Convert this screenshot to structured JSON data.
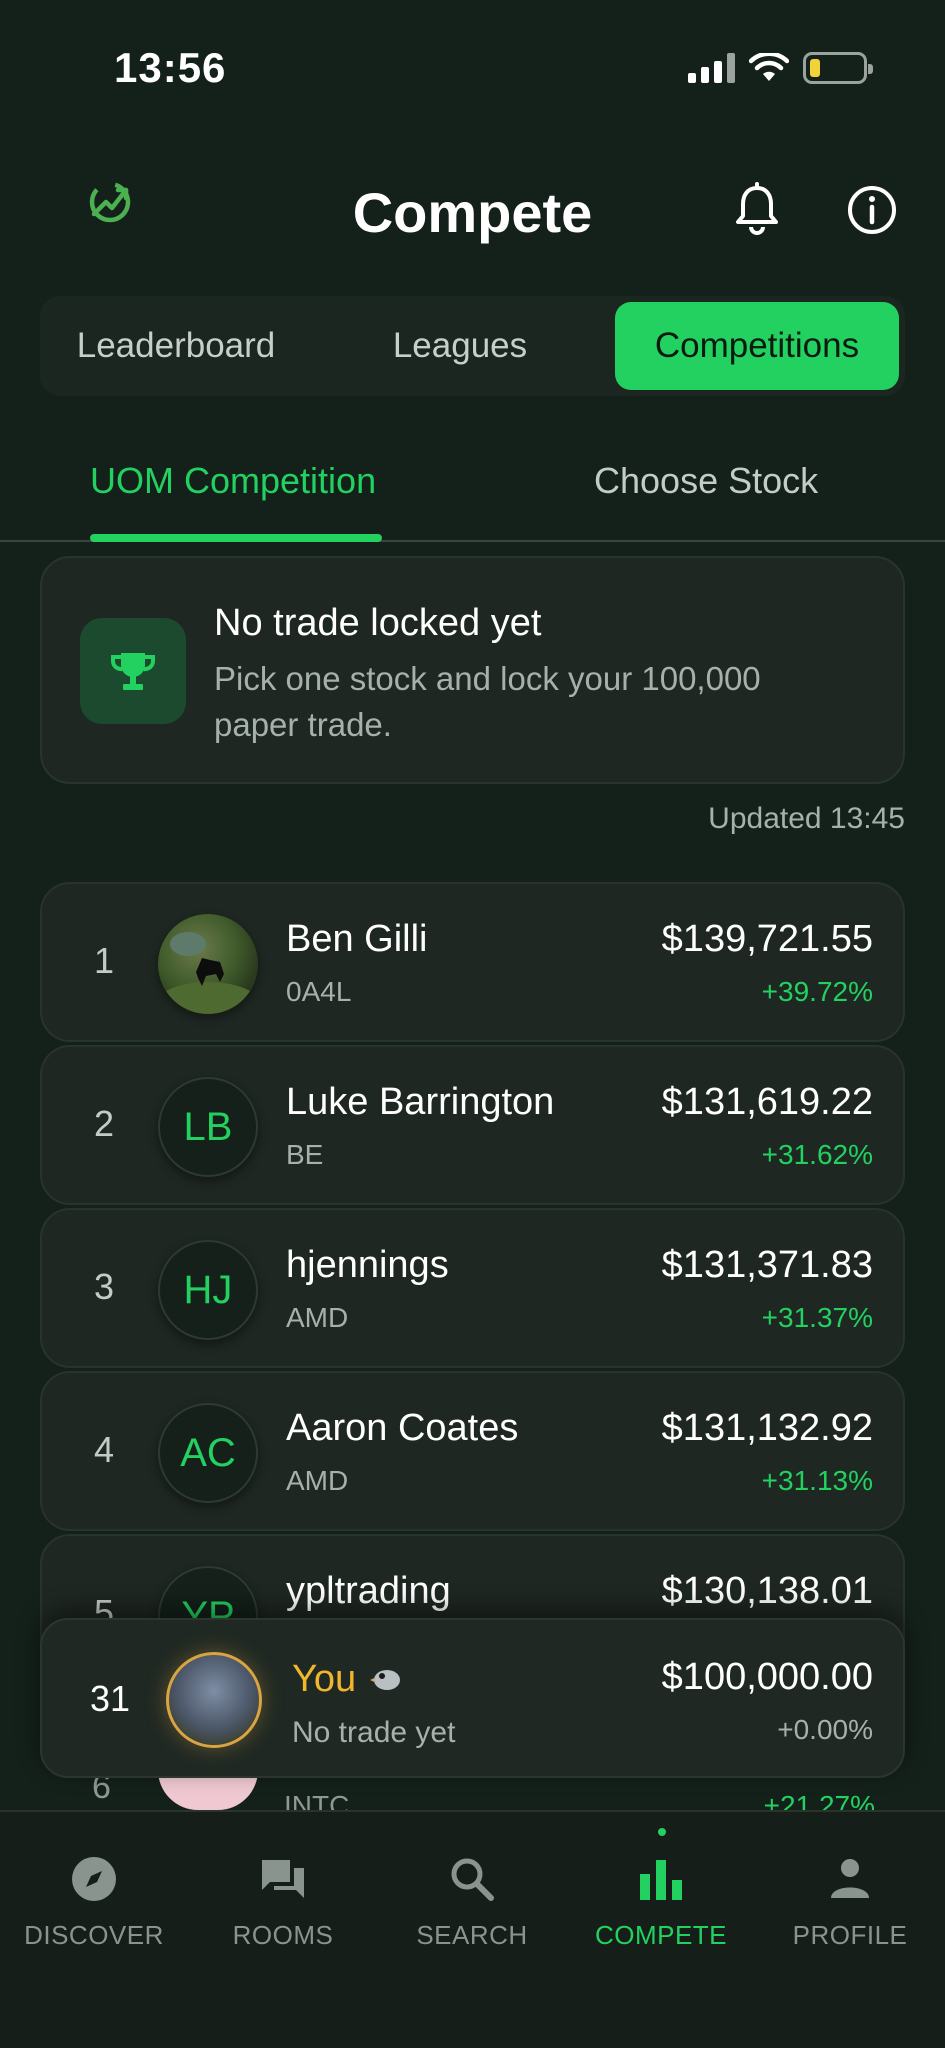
{
  "status_bar": {
    "time": "13:56"
  },
  "header": {
    "title": "Compete",
    "icons": [
      "trend-icon",
      "bell-icon",
      "info-icon"
    ]
  },
  "segments": {
    "leaderboard": "Leaderboard",
    "leagues": "Leagues",
    "competitions": "Competitions",
    "active": "Competitions"
  },
  "subtabs": {
    "competition": "UOM Competition",
    "choose_stock": "Choose Stock",
    "active": "UOM Competition"
  },
  "info_card": {
    "title": "No trade locked yet",
    "subtitle": "Pick one stock and lock your 100,000 paper trade.",
    "icon": "trophy-icon"
  },
  "updated": "Updated 13:45",
  "leaderboard": [
    {
      "rank": "1",
      "name": "Ben Gilli",
      "ticker": "0A4L",
      "value": "$139,721.55",
      "change": "+39.72%",
      "avatar": "photo"
    },
    {
      "rank": "2",
      "name": "Luke Barrington",
      "ticker": "BE",
      "value": "$131,619.22",
      "change": "+31.62%",
      "initials": "LB"
    },
    {
      "rank": "3",
      "name": "hjennings",
      "ticker": "AMD",
      "value": "$131,371.83",
      "change": "+31.37%",
      "initials": "HJ"
    },
    {
      "rank": "4",
      "name": "Aaron Coates",
      "ticker": "AMD",
      "value": "$131,132.92",
      "change": "+31.13%",
      "initials": "AC"
    },
    {
      "rank": "5",
      "name": "ypltrading",
      "value": "$130,138.01",
      "initials": "YP"
    },
    {
      "rank": "6",
      "ticker": "INTC",
      "change": "+21.27%"
    }
  ],
  "you": {
    "rank": "31",
    "name": "You",
    "status": "No trade yet",
    "value": "$100,000.00",
    "change": "+0.00%"
  },
  "nav": {
    "discover": "DISCOVER",
    "rooms": "ROOMS",
    "search": "SEARCH",
    "compete": "COMPETE",
    "profile": "PROFILE",
    "active": "COMPETE"
  },
  "colors": {
    "background": "#14201a",
    "accent": "#22d160",
    "card": "#1e2722",
    "you_highlight": "#f2b62c"
  }
}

§ **Task statement**: Reproduce all the records verbatim, excluding images.

§ **Exercise output**:
Convert this screenshot to structured JSON data.
{
  "status_bar": {
    "time": "13:56"
  },
  "header": {
    "title": "Compete",
    "icons": [
      "trend-icon",
      "bell-icon",
      "info-icon"
    ]
  },
  "segments": {
    "leaderboard": "Leaderboard",
    "leagues": "Leagues",
    "competitions": "Competitions",
    "active": "Competitions"
  },
  "subtabs": {
    "competition": "UOM Competition",
    "choose_stock": "Choose Stock",
    "active": "UOM Competition"
  },
  "info_card": {
    "title": "No trade locked yet",
    "subtitle": "Pick one stock and lock your 100,000 paper trade.",
    "icon": "trophy-icon"
  },
  "updated": "Updated 13:45",
  "leaderboard": [
    {
      "rank": "1",
      "name": "Ben Gilli",
      "ticker": "0A4L",
      "value": "$139,721.55",
      "change": "+39.72%",
      "avatar": "photo"
    },
    {
      "rank": "2",
      "name": "Luke Barrington",
      "ticker": "BE",
      "value": "$131,619.22",
      "change": "+31.62%",
      "initials": "LB"
    },
    {
      "rank": "3",
      "name": "hjennings",
      "ticker": "AMD",
      "value": "$131,371.83",
      "change": "+31.37%",
      "initials": "HJ"
    },
    {
      "rank": "4",
      "name": "Aaron Coates",
      "ticker": "AMD",
      "value": "$131,132.92",
      "change": "+31.13%",
      "initials": "AC"
    },
    {
      "rank": "5",
      "name": "ypltrading",
      "value": "$130,138.01",
      "initials": "YP"
    },
    {
      "rank": "6",
      "ticker": "INTC",
      "change": "+21.27%"
    }
  ],
  "you": {
    "rank": "31",
    "name": "You",
    "status": "No trade yet",
    "value": "$100,000.00",
    "change": "+0.00%"
  },
  "nav": {
    "discover": "DISCOVER",
    "rooms": "ROOMS",
    "search": "SEARCH",
    "compete": "COMPETE",
    "profile": "PROFILE",
    "active": "COMPETE"
  },
  "colors": {
    "background": "#14201a",
    "accent": "#22d160",
    "card": "#1e2722",
    "you_highlight": "#f2b62c"
  }
}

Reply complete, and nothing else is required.